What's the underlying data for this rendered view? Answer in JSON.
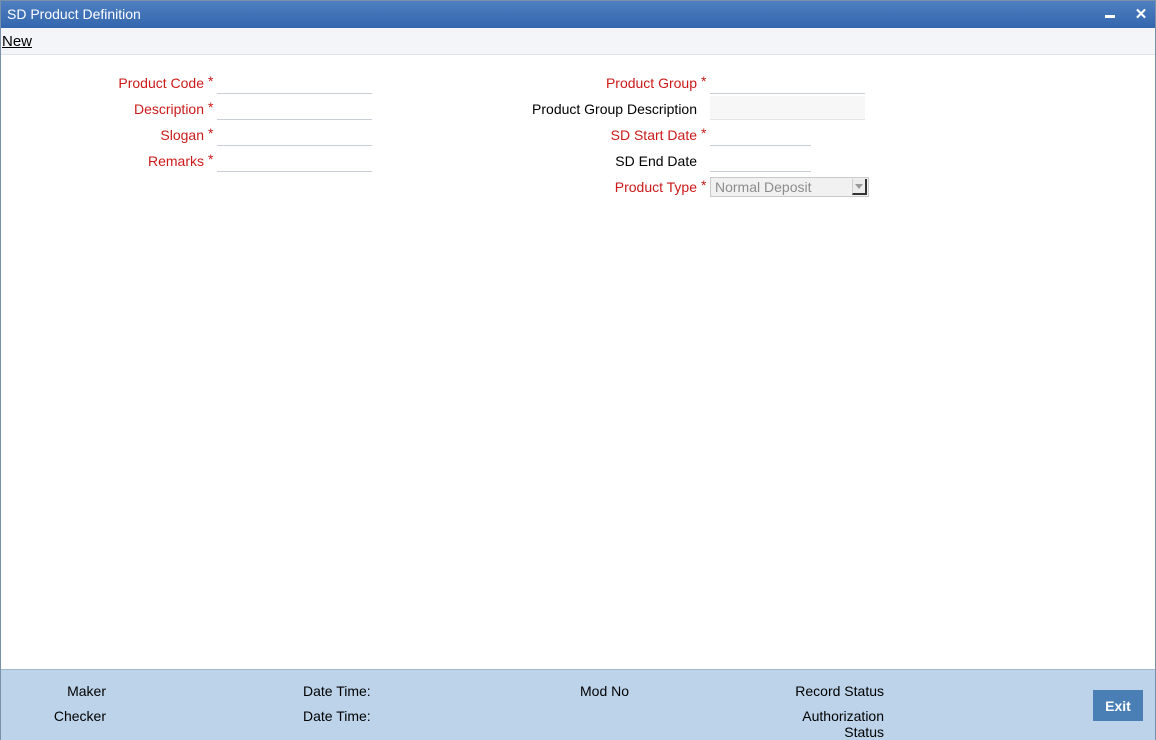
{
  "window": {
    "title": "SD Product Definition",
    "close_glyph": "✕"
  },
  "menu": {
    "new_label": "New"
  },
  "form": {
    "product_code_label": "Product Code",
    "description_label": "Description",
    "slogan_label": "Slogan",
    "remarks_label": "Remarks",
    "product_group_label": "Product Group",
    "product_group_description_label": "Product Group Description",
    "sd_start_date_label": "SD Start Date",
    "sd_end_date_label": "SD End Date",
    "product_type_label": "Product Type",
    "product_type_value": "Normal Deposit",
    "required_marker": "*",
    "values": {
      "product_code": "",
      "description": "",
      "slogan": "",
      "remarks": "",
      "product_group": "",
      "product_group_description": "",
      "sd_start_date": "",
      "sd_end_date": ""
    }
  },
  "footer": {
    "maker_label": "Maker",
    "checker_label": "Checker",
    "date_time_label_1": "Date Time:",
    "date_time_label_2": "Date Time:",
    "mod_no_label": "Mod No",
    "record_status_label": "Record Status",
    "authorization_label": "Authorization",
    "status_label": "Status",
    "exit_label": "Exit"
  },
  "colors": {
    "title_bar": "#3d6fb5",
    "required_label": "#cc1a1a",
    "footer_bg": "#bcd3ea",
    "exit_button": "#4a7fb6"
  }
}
________________
Request: Repeat the listing verbatim. Skip the pictures.

Task response:
What's the underlying data for this rendered view? Answer in JSON.
{
  "window": {
    "title": "SD Product Definition",
    "close_glyph": "✕"
  },
  "menu": {
    "new_label": "New"
  },
  "form": {
    "product_code_label": "Product Code",
    "description_label": "Description",
    "slogan_label": "Slogan",
    "remarks_label": "Remarks",
    "product_group_label": "Product Group",
    "product_group_description_label": "Product Group Description",
    "sd_start_date_label": "SD Start Date",
    "sd_end_date_label": "SD End Date",
    "product_type_label": "Product Type",
    "product_type_value": "Normal Deposit",
    "required_marker": "*",
    "values": {
      "product_code": "",
      "description": "",
      "slogan": "",
      "remarks": "",
      "product_group": "",
      "product_group_description": "",
      "sd_start_date": "",
      "sd_end_date": ""
    }
  },
  "footer": {
    "maker_label": "Maker",
    "checker_label": "Checker",
    "date_time_label_1": "Date Time:",
    "date_time_label_2": "Date Time:",
    "mod_no_label": "Mod No",
    "record_status_label": "Record Status",
    "authorization_label": "Authorization",
    "status_label": "Status",
    "exit_label": "Exit"
  },
  "colors": {
    "title_bar": "#3d6fb5",
    "required_label": "#cc1a1a",
    "footer_bg": "#bcd3ea",
    "exit_button": "#4a7fb6"
  }
}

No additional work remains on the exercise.